• Given entries:

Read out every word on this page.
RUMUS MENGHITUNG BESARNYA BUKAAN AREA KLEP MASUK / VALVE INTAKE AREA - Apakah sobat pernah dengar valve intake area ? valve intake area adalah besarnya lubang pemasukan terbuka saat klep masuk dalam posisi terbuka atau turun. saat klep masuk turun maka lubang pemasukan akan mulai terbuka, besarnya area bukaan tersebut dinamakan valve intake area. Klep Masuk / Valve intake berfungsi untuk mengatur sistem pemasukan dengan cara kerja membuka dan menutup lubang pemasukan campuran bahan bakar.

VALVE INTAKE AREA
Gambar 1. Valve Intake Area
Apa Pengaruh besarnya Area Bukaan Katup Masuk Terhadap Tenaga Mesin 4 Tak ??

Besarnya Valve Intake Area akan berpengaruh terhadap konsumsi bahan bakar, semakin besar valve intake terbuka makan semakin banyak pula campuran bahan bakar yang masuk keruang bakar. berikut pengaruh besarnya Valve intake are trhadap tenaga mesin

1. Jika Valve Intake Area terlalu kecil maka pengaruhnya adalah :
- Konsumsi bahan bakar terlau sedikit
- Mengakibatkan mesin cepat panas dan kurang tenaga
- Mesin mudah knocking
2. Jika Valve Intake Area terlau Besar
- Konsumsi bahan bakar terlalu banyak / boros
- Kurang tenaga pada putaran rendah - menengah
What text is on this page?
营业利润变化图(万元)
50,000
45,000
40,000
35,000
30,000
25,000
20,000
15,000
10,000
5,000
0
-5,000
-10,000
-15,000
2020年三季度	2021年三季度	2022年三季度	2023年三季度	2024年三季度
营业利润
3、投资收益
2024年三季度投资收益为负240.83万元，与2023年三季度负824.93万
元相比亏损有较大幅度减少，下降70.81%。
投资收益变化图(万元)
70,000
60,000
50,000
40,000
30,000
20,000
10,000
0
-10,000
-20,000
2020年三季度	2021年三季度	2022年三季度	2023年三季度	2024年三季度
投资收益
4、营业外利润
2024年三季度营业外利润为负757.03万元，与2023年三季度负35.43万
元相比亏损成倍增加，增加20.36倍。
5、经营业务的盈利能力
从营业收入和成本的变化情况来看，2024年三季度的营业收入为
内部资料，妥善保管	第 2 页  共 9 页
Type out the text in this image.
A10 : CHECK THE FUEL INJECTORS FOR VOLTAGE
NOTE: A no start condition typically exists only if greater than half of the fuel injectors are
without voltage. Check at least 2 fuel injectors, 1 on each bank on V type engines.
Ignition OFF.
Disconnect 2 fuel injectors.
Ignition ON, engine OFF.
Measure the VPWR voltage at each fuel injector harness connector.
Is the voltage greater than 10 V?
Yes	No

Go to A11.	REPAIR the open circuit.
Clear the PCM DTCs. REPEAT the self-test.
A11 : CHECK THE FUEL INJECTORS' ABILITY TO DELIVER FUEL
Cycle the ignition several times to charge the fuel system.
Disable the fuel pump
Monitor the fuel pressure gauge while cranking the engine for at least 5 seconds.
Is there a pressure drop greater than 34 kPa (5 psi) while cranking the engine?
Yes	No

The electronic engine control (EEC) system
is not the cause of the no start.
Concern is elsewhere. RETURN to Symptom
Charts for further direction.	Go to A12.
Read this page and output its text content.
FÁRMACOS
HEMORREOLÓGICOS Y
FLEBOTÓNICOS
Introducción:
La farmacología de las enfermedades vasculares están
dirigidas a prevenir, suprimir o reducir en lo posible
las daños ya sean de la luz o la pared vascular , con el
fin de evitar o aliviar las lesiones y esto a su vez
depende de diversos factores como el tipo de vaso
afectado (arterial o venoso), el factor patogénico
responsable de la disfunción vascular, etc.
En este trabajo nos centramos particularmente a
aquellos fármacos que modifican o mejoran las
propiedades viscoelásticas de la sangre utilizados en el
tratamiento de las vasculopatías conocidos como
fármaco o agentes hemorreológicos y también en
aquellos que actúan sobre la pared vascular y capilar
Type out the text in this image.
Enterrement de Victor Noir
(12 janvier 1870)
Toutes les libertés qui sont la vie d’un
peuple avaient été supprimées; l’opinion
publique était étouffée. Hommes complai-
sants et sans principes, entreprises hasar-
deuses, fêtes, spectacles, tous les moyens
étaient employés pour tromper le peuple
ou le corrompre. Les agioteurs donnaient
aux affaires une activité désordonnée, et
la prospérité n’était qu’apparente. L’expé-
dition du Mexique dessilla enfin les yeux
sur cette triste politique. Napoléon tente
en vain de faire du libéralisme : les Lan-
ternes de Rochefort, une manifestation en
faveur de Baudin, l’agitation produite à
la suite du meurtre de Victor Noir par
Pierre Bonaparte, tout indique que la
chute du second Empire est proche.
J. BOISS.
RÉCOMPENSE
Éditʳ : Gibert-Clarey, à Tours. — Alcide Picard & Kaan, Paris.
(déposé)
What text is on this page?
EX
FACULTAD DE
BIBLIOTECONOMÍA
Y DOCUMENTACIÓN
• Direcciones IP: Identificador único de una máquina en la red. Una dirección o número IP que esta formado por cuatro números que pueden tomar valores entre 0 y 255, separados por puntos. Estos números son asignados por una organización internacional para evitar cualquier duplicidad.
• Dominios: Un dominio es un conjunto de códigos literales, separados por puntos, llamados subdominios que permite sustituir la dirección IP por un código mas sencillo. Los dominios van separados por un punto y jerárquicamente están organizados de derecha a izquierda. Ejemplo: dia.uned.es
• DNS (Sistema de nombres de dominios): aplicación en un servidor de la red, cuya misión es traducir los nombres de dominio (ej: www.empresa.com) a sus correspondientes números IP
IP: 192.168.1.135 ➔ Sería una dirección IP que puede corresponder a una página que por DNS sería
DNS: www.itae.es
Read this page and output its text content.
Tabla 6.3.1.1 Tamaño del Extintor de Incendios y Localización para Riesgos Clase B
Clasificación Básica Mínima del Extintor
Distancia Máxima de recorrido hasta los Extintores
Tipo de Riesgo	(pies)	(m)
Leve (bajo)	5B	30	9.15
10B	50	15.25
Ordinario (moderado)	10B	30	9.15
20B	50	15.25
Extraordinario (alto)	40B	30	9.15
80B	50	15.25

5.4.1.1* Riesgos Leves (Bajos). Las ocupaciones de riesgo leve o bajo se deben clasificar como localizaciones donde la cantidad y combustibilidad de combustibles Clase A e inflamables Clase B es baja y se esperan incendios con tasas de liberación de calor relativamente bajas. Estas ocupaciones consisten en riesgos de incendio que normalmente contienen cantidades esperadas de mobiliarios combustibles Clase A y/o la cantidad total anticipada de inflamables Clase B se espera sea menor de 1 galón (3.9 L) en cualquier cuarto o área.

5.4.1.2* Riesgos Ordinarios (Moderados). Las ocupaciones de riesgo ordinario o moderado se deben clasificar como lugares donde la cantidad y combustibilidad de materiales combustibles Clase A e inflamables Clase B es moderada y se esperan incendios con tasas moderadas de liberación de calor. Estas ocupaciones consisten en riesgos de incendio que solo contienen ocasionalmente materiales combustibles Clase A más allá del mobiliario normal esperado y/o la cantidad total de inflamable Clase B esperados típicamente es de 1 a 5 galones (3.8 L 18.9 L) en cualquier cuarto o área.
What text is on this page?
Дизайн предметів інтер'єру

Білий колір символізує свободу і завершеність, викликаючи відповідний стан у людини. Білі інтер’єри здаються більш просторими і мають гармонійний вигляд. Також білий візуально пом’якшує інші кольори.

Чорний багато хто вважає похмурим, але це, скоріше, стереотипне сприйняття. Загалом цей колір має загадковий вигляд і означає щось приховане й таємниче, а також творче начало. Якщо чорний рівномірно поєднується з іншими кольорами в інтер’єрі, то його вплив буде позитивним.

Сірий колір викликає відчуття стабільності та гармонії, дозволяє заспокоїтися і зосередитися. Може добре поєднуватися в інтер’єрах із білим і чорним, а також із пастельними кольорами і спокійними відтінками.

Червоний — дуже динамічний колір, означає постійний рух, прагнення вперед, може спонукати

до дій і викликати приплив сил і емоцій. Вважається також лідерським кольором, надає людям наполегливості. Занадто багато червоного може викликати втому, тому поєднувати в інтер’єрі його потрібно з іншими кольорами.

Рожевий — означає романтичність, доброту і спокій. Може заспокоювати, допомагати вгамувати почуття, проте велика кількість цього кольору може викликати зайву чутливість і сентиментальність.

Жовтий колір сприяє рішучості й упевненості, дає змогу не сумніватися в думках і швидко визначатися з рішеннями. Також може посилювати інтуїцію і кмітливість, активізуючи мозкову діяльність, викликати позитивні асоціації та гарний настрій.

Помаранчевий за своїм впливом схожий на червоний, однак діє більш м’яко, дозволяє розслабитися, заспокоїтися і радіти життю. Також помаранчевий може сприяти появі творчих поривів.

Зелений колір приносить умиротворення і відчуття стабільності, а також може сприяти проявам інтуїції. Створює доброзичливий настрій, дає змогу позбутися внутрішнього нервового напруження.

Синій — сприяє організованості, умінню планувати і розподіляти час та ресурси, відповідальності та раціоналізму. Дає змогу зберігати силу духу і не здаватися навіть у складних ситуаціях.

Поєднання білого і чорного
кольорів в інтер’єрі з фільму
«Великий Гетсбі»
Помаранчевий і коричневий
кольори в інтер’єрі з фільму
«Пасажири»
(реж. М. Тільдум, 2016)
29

• The problem: Among the lines of the data, identify those with the word "aquellos". Copy each of them.

• Final result:
aquellos fármacos que modifican o mejoran las
aquellos que actúan sobre la pared vascular y capilar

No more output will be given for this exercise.